▸ Actions à mener
[a] Répondez à ces questions sur le texte consacré à la hausse des salaires des députés :
(i) Qu'est-ce que les députés ont augmenté pour eux-mêmes ?
(ii) Pour quelles raisons certaines personnes doivent-elles s'endetter à des taux usuriers ?
(iii) Que représentent les fonctionnaires pour les élections ?
[b] Poursuivez le texte sur la hausse des salaires des députés à partir de sa dernière phrase.

▸ Texte à lire
==============================
Pas leurs salaires !

Crédit Bigstock

Pas leurs salaires ! Ils n'oseront pas augmenter leurs salaires, c'est impossible. S'ils avaient vraiment conscience de la brutalité de la crise, ils commenceraient par baisser leurs indemnités et allocations pour montrer l'exemple et se rapprocher un peu du peuple. Quitte à couper dans la fonction publique et privilégier l'efficacité, l'équité et l'utilité des dépenses. Eh bien, ils ont osé. Et non seulement ils ont osé, mais ils sont allés plus loin. Non seulement nos députés ont augmenté le montant de leur indemnité à vie, ils ont majoré les émoluments de tous ceux qui bénéficient du statut de la fonction publique. Tous ceux qui sont assurés, au moins, de leurs emplois et de leurs revenus jusqu'à la fin de leurs jours, et même après. Et je trouve ça indécent. À côté de ce Liban protégé, il y a le Liban exposé, celui qui se bat sur tous les fronts et qui compte dans ses rangs des milliers de gens qui survivent, chômeurs, licenciés, salariés réduits aux emplois précaires, ceux qui doivent s'endetter à des taux usuriers pour scolariser leurs enfants ou accéder aux soins, et qui doivent payer plus de taxes pour acquitter la facture des privilégiés, les fonctionnaires. Ces derniers constituent une réserve de voix et d'influence pour les élections. Jamais le coût d'un bulletin de vote déposé en 2009 n'aura été aussi élevé.
==============================
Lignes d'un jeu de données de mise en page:
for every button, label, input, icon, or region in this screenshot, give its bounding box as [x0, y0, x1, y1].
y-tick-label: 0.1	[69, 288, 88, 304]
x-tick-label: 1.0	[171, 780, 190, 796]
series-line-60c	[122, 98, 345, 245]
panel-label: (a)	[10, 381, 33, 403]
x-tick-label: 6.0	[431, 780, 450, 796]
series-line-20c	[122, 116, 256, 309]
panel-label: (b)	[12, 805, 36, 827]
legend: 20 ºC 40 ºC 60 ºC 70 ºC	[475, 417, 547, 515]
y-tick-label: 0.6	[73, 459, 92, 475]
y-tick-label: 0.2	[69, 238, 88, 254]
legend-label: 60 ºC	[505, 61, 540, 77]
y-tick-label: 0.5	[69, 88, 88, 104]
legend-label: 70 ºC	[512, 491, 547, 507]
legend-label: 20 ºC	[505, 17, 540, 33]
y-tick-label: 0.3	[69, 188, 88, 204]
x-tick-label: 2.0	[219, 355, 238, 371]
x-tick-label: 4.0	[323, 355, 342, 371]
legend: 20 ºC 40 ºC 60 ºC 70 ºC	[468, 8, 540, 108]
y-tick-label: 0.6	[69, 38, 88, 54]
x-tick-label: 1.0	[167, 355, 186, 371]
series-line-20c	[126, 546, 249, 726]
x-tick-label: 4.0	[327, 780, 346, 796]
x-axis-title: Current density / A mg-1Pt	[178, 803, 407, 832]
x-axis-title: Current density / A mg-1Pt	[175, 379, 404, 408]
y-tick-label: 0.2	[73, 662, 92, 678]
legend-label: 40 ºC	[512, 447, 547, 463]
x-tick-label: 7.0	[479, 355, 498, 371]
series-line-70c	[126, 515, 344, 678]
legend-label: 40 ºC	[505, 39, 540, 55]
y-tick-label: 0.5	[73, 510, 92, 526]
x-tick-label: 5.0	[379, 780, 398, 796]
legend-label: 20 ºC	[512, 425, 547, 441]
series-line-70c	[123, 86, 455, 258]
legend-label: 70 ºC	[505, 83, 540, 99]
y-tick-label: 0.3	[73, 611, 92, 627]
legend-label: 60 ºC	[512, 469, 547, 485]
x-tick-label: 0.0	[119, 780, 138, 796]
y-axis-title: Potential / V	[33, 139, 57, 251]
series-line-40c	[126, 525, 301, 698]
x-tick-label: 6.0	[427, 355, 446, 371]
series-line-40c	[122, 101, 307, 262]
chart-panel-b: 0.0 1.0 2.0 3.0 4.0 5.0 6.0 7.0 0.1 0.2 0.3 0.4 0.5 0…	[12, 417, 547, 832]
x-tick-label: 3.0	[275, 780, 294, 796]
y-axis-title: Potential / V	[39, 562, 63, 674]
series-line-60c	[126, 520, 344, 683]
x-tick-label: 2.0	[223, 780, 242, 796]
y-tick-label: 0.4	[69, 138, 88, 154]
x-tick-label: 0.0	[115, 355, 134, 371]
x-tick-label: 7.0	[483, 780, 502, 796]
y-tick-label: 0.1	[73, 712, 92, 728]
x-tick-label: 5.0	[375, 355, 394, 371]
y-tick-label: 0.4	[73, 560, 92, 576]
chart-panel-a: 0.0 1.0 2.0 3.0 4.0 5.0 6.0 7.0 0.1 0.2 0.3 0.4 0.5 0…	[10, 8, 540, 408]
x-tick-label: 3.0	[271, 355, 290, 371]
==============================
▸ Réponses attendues
[a]
(i) Le montant de leur indemnité à vie.
(ii) Pour scolariser leurs enfants ou accéder aux soins.
(iii) Une réserve de voix et d'influence.

[b]
Nos députés, il faut les comprendre, sont des gens comme les autres. Et comme les gens ordinaires, ils agissent dans leur propre intérêt, en vue de maximiser leur propre bien-être. Et ils iront encore plus loin dans la quête du bonheur, parce que rien ni personne ne va les en empêcher. Demain, je parie, ils seront reconduits dans leurs fonctions, ou ils se reconduiront eux-mêmes, qu'importe. Demain, ils vont la paver, la mer devant Ramlet el-Baïda, et partout ailleurs. Ils vont le bétonner, l'hippodrome de Beyrouth, et toute la ville avec. Ils vont créer de la laideur au-delà de ce qu'on est capable d'imaginer, ils ne savent faire que cela. Ils vont les privatiser, les institutions publiques, s'ils se mettent d'accord sur le partage des profits. Et tous les revenus du gaz serviront à payer les intérêts des dettes qu'ils vont continuer à contracter pour payer d'autres intérêts. On les a élus pour cela. On les a élus pour que rien ne change, pour acheter des voitures dernier modèle, pour poster des statuts sur Facebook, pour aller au restaurant et photographier nos plats avant de les avoir mangés, pour faire la fête, pour consommer davantage, pour acheter plus de portables supérieurement intelligents, faire plus de voyages, plus de selfies, pour pousser nos gentils coups de gueule éphémères sur les réseaux sociaux, et c'est exactement ce qu'on va continuer à faire.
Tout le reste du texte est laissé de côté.